### Input rows

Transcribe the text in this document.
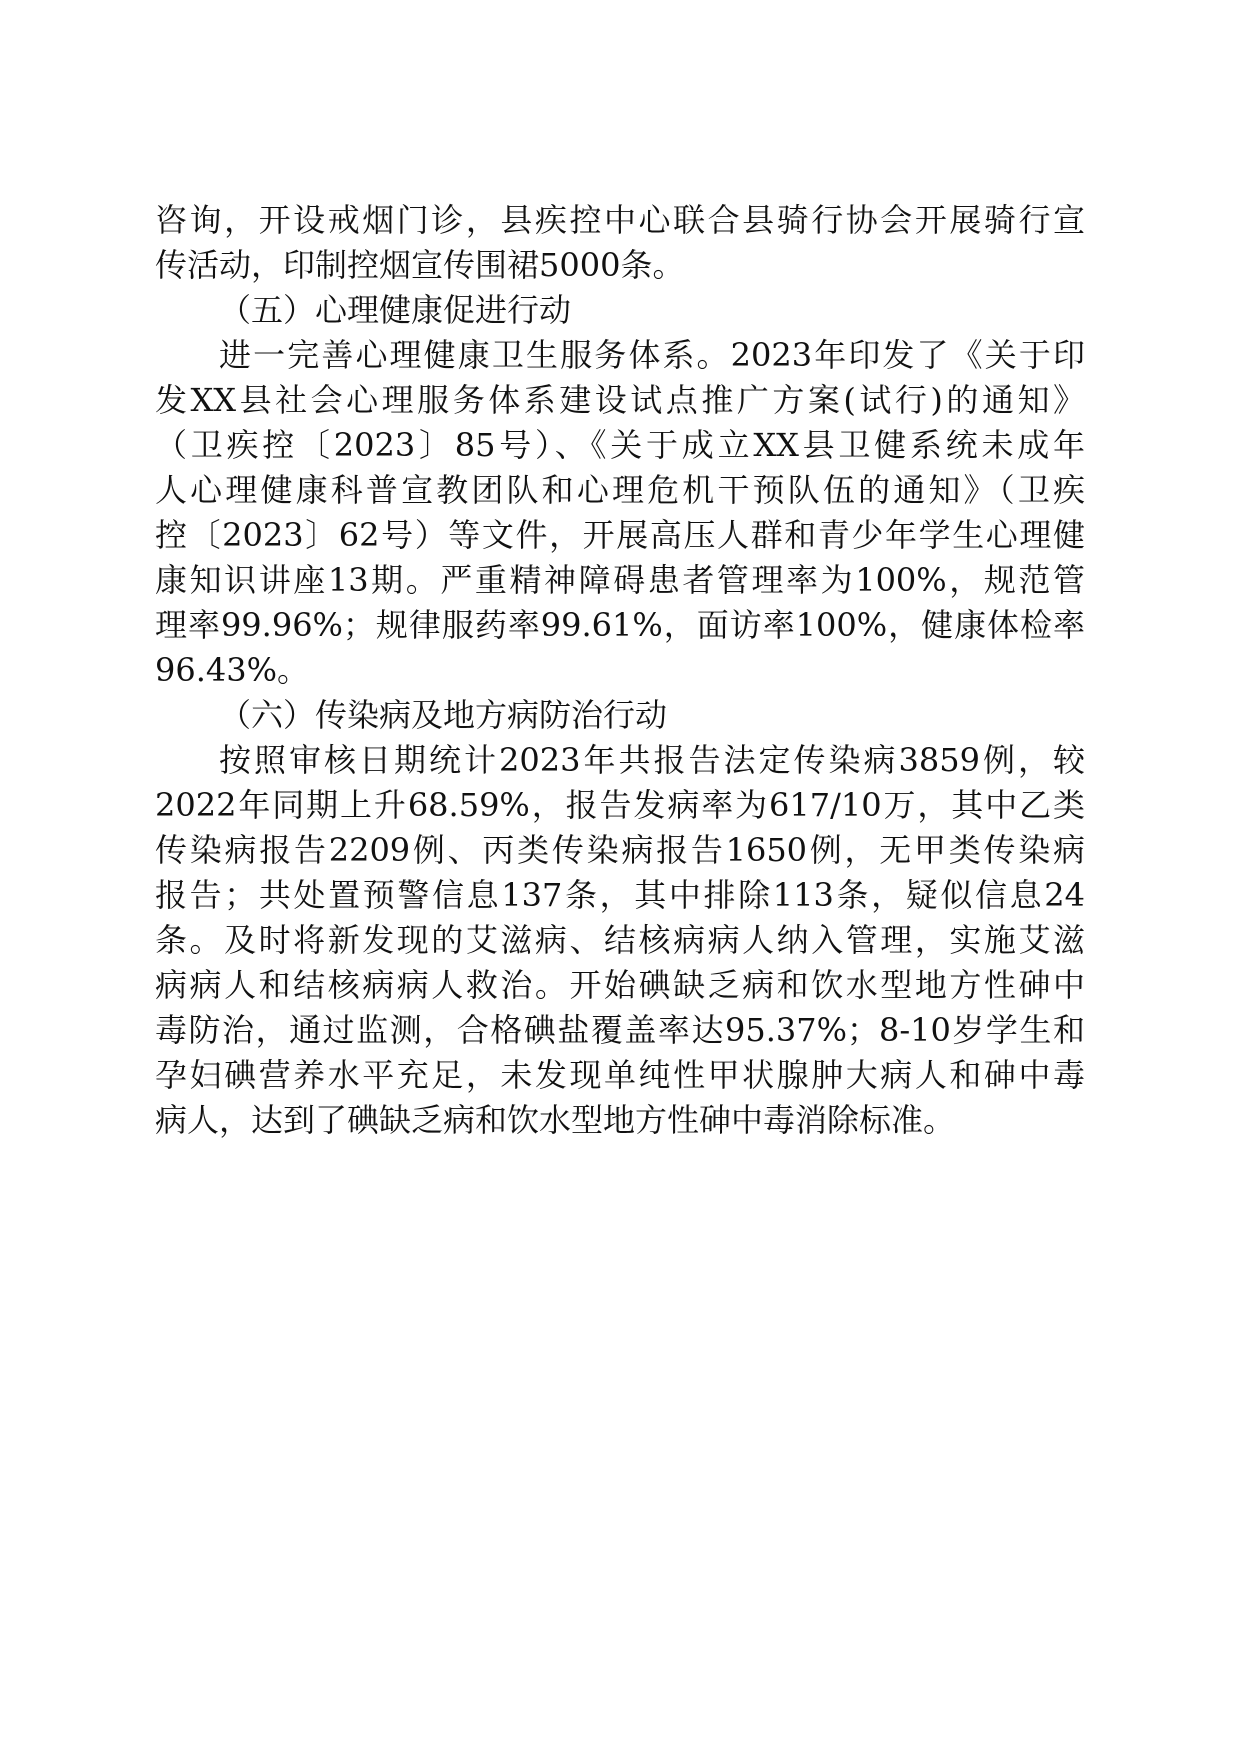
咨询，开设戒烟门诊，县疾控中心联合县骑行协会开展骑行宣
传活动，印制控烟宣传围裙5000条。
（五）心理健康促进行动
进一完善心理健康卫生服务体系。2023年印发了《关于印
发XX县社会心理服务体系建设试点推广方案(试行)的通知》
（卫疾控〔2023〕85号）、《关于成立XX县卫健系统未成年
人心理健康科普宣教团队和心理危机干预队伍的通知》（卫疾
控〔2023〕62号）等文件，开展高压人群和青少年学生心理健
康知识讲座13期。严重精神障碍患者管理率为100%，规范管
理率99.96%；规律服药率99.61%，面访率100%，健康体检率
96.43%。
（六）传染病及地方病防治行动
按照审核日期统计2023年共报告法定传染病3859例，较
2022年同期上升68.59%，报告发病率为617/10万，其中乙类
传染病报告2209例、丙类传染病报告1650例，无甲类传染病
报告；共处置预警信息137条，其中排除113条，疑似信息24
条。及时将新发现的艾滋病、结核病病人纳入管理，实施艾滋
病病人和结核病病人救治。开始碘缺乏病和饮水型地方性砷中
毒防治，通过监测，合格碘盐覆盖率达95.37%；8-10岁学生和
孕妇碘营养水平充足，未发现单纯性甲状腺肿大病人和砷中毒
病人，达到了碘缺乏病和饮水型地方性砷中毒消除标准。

######

[Problem]:
Write the lines above out again exactly, without any of their pictures.

[Result for this task]:
Transcribe the text in this document.
咨询，开设戒烟门诊，县疾控中心联合县骑行协会开展骑行宣
传活动，印制控烟宣传围裙5000条。
（五）心理健康促进行动
进一完善心理健康卫生服务体系。2023年印发了《关于印
发XX县社会心理服务体系建设试点推广方案(试行)的通知》
（卫疾控〔2023〕85号）、《关于成立XX县卫健系统未成年
人心理健康科普宣教团队和心理危机干预队伍的通知》（卫疾
控〔2023〕62号）等文件，开展高压人群和青少年学生心理健
康知识讲座13期。严重精神障碍患者管理率为100%，规范管
理率99.96%；规律服药率99.61%，面访率100%，健康体检率
96.43%。
（六）传染病及地方病防治行动
按照审核日期统计2023年共报告法定传染病3859例，较
2022年同期上升68.59%，报告发病率为617/10万，其中乙类
传染病报告2209例、丙类传染病报告1650例，无甲类传染病
报告；共处置预警信息137条，其中排除113条，疑似信息24
条。及时将新发现的艾滋病、结核病病人纳入管理，实施艾滋
病病人和结核病病人救治。开始碘缺乏病和饮水型地方性砷中
毒防治，通过监测，合格碘盐覆盖率达95.37%；8-10岁学生和
孕妇碘营养水平充足，未发现单纯性甲状腺肿大病人和砷中毒
病人，达到了碘缺乏病和饮水型地方性砷中毒消除标准。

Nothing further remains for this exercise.